• **Requirement**
Copy the data below word for word, from its first line through the line that contains "body-text: 严格落实《工业企业挥发性有机物 <box>294", including both.

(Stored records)
--------------------

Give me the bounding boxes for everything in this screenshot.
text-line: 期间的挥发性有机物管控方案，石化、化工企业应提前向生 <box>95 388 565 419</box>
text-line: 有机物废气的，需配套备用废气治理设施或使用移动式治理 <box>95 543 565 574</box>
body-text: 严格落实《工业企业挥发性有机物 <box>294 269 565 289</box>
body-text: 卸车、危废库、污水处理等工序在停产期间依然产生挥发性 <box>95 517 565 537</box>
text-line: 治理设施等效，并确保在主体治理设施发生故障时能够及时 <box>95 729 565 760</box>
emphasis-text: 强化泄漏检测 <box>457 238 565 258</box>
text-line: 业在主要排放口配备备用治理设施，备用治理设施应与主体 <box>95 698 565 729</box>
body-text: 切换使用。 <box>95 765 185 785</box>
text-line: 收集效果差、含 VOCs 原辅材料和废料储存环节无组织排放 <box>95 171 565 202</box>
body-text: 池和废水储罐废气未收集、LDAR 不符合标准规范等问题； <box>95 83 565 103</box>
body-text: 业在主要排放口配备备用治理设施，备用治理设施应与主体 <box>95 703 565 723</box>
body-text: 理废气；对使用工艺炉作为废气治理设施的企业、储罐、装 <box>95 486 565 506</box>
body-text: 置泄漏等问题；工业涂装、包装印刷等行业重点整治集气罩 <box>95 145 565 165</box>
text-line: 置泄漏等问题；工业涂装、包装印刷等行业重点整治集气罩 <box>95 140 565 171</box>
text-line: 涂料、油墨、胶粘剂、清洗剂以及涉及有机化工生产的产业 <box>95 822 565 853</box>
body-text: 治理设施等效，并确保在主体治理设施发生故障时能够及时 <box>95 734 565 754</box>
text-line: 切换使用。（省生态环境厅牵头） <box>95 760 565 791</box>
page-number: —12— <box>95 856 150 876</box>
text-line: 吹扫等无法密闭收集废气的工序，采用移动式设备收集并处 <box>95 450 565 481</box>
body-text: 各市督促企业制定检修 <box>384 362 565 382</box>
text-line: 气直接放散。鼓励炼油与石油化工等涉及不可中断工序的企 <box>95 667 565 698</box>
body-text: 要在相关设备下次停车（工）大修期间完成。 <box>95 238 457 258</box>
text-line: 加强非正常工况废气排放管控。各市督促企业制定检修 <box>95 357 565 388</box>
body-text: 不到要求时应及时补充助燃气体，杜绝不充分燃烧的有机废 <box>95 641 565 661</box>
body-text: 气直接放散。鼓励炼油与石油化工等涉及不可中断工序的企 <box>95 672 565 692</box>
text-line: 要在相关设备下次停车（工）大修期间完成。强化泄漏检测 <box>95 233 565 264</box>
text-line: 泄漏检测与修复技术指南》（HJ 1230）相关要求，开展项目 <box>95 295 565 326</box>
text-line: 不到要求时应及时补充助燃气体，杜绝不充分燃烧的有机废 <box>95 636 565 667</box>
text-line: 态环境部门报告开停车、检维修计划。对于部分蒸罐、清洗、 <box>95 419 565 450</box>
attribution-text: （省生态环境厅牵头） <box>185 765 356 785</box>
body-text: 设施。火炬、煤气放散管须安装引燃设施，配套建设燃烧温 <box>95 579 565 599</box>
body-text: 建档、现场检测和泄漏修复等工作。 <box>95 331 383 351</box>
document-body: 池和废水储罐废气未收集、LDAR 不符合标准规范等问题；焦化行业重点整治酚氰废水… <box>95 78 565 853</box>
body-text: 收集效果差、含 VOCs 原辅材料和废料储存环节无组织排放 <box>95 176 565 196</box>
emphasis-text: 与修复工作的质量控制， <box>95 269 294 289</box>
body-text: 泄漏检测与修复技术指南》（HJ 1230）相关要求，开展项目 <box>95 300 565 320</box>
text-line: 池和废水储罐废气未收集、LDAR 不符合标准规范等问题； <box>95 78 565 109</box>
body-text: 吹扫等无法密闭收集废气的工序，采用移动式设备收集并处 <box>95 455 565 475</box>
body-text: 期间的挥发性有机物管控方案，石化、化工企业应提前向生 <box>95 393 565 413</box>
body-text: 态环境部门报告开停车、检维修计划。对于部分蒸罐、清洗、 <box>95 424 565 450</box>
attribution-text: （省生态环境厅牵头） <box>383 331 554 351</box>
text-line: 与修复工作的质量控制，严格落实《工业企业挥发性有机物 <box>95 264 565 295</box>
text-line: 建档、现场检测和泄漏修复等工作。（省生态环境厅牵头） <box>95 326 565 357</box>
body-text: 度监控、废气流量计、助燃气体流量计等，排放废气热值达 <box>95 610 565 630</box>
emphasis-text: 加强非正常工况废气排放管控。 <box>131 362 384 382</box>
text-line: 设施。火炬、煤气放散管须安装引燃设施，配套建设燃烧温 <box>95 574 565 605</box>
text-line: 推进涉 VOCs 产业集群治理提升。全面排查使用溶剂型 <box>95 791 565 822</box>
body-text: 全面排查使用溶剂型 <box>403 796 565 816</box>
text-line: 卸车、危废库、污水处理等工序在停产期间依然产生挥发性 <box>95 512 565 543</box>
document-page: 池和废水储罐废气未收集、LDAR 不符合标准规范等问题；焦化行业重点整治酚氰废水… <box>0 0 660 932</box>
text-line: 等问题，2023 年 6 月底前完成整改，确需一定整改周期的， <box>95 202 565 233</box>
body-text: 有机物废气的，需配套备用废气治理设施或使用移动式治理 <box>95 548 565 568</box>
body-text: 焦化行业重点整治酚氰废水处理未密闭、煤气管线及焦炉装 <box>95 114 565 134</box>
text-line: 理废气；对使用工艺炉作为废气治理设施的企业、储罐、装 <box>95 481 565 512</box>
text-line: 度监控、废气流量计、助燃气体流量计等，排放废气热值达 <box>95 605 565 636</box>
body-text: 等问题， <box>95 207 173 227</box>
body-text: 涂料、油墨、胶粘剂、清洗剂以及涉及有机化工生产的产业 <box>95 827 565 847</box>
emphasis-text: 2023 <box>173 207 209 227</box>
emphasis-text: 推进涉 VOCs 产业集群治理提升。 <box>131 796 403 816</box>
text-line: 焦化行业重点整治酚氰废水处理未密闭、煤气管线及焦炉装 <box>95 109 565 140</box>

--------------------

• **Reply to the exercise**
Give me the bounding boxes for everything in this screenshot.
text-line: 期间的挥发性有机物管控方案，石化、化工企业应提前向生 <box>95 388 565 419</box>
text-line: 有机物废气的，需配套备用废气治理设施或使用移动式治理 <box>95 543 565 574</box>
body-text: 严格落实《工业企业挥发性有机物 <box>294 269 565 289</box>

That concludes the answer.